> _Short task_: Below is a listing; write it out exactly and drop any images from it.

[Data to process start]

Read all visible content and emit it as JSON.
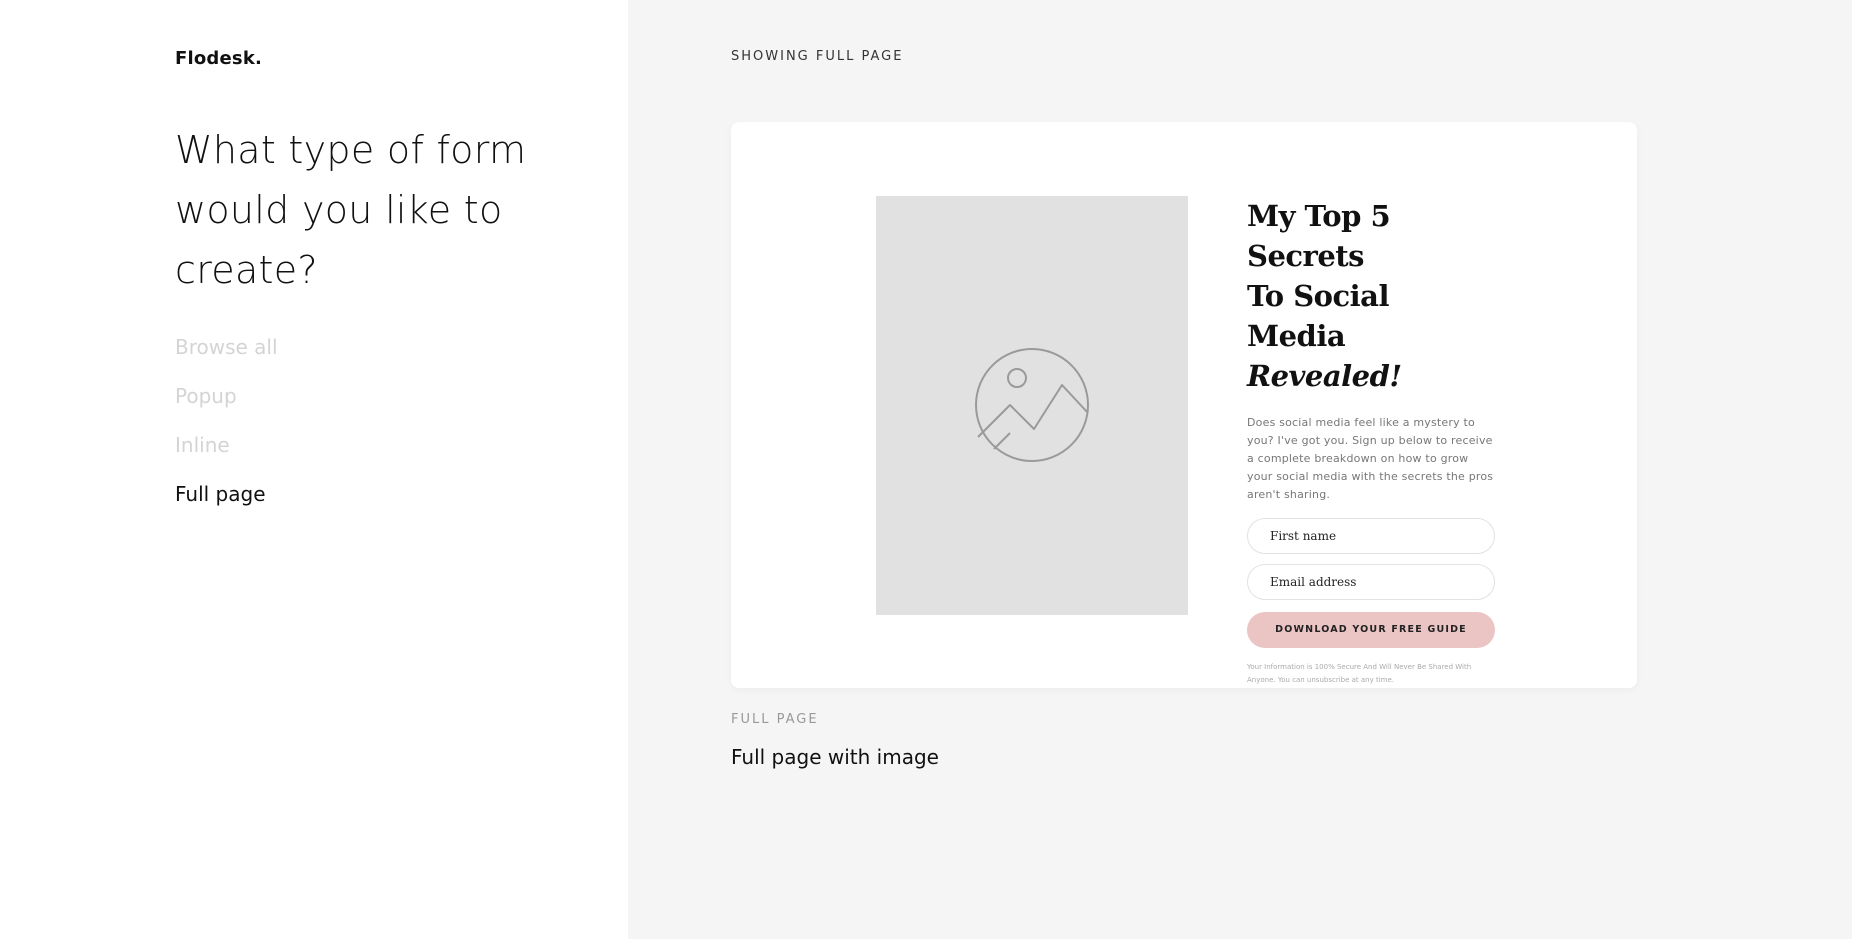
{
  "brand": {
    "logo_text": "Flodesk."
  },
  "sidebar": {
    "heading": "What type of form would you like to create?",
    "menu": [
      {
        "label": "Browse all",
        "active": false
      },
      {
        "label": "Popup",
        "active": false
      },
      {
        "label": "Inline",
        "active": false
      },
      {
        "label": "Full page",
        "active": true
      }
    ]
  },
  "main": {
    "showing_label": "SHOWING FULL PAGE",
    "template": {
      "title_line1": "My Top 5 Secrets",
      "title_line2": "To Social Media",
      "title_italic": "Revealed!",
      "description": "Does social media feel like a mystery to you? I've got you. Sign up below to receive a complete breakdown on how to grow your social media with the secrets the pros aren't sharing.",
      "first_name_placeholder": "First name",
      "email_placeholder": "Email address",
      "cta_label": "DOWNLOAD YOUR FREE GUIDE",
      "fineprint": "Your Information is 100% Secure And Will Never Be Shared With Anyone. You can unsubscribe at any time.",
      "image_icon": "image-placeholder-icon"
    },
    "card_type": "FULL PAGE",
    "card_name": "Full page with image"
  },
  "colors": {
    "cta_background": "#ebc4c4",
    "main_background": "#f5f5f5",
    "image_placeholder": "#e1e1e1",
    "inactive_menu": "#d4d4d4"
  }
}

[Data to process end]

> _Solution_:
Read all visible content and emit it as JSON.
{
  "brand": {
    "logo_text": "Flodesk."
  },
  "sidebar": {
    "heading": "What type of form would you like to create?",
    "menu": [
      {
        "label": "Browse all",
        "active": false
      },
      {
        "label": "Popup",
        "active": false
      },
      {
        "label": "Inline",
        "active": false
      },
      {
        "label": "Full page",
        "active": true
      }
    ]
  },
  "main": {
    "showing_label": "SHOWING FULL PAGE",
    "template": {
      "title_line1": "My Top 5 Secrets",
      "title_line2": "To Social Media",
      "title_italic": "Revealed!",
      "description": "Does social media feel like a mystery to you? I've got you. Sign up below to receive a complete breakdown on how to grow your social media with the secrets the pros aren't sharing.",
      "first_name_placeholder": "First name",
      "email_placeholder": "Email address",
      "cta_label": "DOWNLOAD YOUR FREE GUIDE",
      "fineprint": "Your Information is 100% Secure And Will Never Be Shared With Anyone. You can unsubscribe at any time.",
      "image_icon": "image-placeholder-icon"
    },
    "card_type": "FULL PAGE",
    "card_name": "Full page with image"
  },
  "colors": {
    "cta_background": "#ebc4c4",
    "main_background": "#f5f5f5",
    "image_placeholder": "#e1e1e1",
    "inactive_menu": "#d4d4d4"
  }
}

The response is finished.